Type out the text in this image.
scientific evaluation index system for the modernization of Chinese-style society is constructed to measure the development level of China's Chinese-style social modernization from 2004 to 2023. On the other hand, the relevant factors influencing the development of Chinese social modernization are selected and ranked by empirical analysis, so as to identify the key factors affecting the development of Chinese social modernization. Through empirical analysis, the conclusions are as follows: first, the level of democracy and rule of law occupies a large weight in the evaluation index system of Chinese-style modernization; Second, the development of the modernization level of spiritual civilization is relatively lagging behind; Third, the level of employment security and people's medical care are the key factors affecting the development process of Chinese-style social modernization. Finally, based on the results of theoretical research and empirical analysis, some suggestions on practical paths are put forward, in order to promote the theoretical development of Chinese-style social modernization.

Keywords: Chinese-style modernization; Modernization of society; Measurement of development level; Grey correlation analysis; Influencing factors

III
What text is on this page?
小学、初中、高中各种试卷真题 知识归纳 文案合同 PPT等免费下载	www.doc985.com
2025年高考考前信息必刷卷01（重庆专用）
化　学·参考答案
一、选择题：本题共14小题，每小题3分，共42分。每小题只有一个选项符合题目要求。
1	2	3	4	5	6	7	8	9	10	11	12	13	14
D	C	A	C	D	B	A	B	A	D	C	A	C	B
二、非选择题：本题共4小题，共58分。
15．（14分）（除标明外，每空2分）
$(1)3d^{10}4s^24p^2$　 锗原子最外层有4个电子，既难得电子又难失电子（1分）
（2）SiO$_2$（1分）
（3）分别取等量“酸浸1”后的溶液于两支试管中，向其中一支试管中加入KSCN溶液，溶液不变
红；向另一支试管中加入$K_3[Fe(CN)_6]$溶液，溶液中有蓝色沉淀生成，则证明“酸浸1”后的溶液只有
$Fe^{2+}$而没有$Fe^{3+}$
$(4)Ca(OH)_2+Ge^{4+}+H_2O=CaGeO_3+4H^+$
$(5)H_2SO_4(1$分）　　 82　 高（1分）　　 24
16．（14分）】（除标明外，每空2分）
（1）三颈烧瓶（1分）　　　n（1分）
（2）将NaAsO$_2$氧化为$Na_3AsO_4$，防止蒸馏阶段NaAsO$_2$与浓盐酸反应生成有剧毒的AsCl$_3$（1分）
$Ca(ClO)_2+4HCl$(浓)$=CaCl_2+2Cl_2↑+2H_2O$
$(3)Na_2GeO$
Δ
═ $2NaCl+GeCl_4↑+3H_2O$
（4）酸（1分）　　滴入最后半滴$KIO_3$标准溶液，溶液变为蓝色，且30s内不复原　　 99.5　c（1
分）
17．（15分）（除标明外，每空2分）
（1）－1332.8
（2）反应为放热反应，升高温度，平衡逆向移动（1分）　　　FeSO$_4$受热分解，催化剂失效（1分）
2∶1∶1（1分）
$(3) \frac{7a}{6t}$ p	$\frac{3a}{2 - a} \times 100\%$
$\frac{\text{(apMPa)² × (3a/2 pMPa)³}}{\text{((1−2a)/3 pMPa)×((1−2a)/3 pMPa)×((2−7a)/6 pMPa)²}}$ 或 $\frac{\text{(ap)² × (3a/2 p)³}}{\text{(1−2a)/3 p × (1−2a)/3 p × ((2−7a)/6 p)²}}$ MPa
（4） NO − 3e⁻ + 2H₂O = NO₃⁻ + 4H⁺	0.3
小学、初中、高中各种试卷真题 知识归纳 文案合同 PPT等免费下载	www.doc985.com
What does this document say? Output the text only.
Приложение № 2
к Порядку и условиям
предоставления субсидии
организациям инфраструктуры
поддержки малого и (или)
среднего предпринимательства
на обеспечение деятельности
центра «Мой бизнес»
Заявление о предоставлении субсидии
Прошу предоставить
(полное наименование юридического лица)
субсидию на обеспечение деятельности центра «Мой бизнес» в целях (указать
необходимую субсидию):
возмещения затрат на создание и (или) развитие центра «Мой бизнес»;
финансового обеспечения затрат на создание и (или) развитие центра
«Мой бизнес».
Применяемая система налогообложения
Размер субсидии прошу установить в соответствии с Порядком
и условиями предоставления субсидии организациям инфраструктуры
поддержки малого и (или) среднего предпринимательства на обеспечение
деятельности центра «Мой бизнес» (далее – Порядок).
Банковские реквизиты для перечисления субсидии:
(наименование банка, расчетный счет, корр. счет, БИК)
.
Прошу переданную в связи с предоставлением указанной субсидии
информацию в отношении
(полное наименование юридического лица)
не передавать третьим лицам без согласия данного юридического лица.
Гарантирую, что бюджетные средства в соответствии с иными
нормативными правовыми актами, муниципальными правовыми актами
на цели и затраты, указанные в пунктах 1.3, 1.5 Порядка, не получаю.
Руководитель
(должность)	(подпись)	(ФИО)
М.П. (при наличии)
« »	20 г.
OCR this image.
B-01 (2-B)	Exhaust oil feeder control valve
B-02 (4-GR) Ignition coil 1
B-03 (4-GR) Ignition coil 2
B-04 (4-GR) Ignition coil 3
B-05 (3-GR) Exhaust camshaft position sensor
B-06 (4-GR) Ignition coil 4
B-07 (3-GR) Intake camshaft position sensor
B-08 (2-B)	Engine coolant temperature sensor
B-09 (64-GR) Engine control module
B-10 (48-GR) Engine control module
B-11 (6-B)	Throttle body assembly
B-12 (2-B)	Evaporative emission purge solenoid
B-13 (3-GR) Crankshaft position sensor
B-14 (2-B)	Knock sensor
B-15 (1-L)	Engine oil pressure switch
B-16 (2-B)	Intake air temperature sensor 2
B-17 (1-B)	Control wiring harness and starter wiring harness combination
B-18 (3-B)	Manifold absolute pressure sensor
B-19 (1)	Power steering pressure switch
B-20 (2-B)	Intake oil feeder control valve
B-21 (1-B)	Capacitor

___

▶ **Set task**:
Where a line holds "Chinese", copy it out.

▶ **Complete response**:
scientific evaluation index system for the modernization of Chinese-style society is constructed to measure the development level of China's Chinese-style social modernization from 2004 to 2023. On the other hand, the relevant factors influencing the development of Chinese social modernization are selected and ranked by empirical analysis, so as to identify the key factors affecting the development of Chinese social modernization. Through empirical analysis, the conclusions are as follows: first, the level of democracy and rule of law occupies a large weight in the evaluation index system of Chinese-style modernization; Second, the development of the modernization level of spiritual civilization is relatively lagging behind; Third, the level of employment security and people's medical care are the key factors affecting the development process of Chinese-style social modernization. Finally, based on the results of theoretical research and empirical analysis, some suggestions on practical paths are put forward, in order to promote the theoretical development of Chinese-style social modernization.
Keywords: Chinese-style modernization; Modernization of society; Measurement of development level; Grey correlation analysis; Influencing factors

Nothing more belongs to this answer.